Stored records
--- Start ---
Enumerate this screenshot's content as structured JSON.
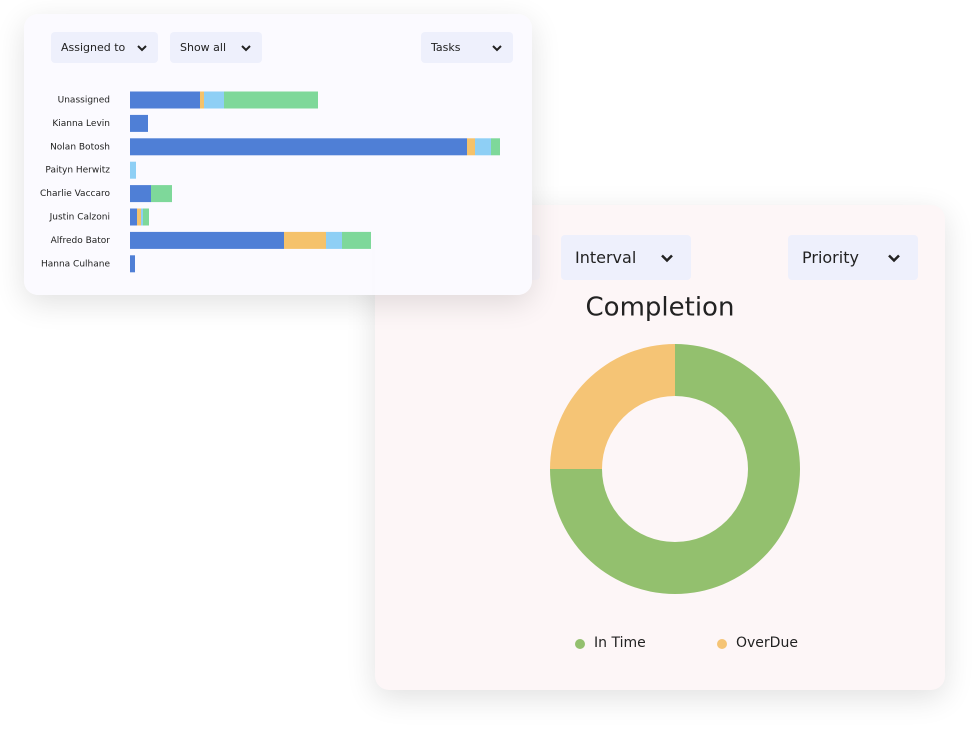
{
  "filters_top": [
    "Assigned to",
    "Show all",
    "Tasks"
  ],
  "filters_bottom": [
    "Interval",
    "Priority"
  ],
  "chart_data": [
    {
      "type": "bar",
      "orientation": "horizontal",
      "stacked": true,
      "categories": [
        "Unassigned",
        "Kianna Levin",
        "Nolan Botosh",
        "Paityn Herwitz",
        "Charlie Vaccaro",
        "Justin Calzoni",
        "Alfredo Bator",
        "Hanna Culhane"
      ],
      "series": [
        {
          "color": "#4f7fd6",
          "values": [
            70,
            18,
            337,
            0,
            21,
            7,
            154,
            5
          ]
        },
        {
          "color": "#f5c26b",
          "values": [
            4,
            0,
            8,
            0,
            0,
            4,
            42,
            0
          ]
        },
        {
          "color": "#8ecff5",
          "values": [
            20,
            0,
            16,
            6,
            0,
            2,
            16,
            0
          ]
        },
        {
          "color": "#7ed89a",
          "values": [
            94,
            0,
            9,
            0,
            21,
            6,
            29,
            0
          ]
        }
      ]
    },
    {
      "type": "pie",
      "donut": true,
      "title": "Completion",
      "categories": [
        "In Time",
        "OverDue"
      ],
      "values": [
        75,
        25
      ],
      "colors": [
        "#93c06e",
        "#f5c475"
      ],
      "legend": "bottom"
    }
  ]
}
--- End ---
* Problem statement: Exclude the pictures, and transcribe all of the material exactly.

* Response to the task:
Enumerate this screenshot's content as structured JSON.
{
  "filters_top": [
    "Assigned to",
    "Show all",
    "Tasks"
  ],
  "filters_bottom": [
    "Interval",
    "Priority"
  ],
  "chart_data": [
    {
      "type": "bar",
      "orientation": "horizontal",
      "stacked": true,
      "categories": [
        "Unassigned",
        "Kianna Levin",
        "Nolan Botosh",
        "Paityn Herwitz",
        "Charlie Vaccaro",
        "Justin Calzoni",
        "Alfredo Bator",
        "Hanna Culhane"
      ],
      "series": [
        {
          "color": "#4f7fd6",
          "values": [
            70,
            18,
            337,
            0,
            21,
            7,
            154,
            5
          ]
        },
        {
          "color": "#f5c26b",
          "values": [
            4,
            0,
            8,
            0,
            0,
            4,
            42,
            0
          ]
        },
        {
          "color": "#8ecff5",
          "values": [
            20,
            0,
            16,
            6,
            0,
            2,
            16,
            0
          ]
        },
        {
          "color": "#7ed89a",
          "values": [
            94,
            0,
            9,
            0,
            21,
            6,
            29,
            0
          ]
        }
      ]
    },
    {
      "type": "pie",
      "donut": true,
      "title": "Completion",
      "categories": [
        "In Time",
        "OverDue"
      ],
      "values": [
        75,
        25
      ],
      "colors": [
        "#93c06e",
        "#f5c475"
      ],
      "legend": "bottom"
    }
  ]
}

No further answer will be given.